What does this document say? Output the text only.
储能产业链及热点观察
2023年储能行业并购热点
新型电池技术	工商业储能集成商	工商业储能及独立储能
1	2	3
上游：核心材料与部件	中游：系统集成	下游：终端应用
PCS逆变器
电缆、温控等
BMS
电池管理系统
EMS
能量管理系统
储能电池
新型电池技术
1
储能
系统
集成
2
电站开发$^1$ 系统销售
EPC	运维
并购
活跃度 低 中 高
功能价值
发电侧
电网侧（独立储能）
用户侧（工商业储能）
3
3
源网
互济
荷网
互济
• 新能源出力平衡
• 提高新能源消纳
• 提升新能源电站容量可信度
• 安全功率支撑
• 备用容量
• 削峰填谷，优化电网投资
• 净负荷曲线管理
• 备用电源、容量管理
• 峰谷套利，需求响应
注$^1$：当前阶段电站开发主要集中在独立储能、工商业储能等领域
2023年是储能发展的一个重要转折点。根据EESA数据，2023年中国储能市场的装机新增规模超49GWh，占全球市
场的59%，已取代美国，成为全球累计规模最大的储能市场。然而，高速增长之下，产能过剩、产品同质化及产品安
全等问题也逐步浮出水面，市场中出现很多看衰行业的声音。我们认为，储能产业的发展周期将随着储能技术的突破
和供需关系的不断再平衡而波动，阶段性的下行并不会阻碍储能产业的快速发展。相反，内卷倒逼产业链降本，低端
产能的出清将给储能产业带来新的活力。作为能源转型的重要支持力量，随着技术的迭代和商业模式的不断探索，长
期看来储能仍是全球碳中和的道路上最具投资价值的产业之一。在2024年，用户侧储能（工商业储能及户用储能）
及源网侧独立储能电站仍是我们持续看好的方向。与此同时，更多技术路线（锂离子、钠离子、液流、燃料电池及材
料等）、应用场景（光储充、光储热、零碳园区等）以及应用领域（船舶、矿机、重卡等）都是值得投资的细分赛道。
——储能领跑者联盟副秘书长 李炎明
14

☆ ☆ ☆

**What is being asked:**
Work through the records line by line and tally those with the word "新型电池技术". Report only the total.

**Expected answer:**
2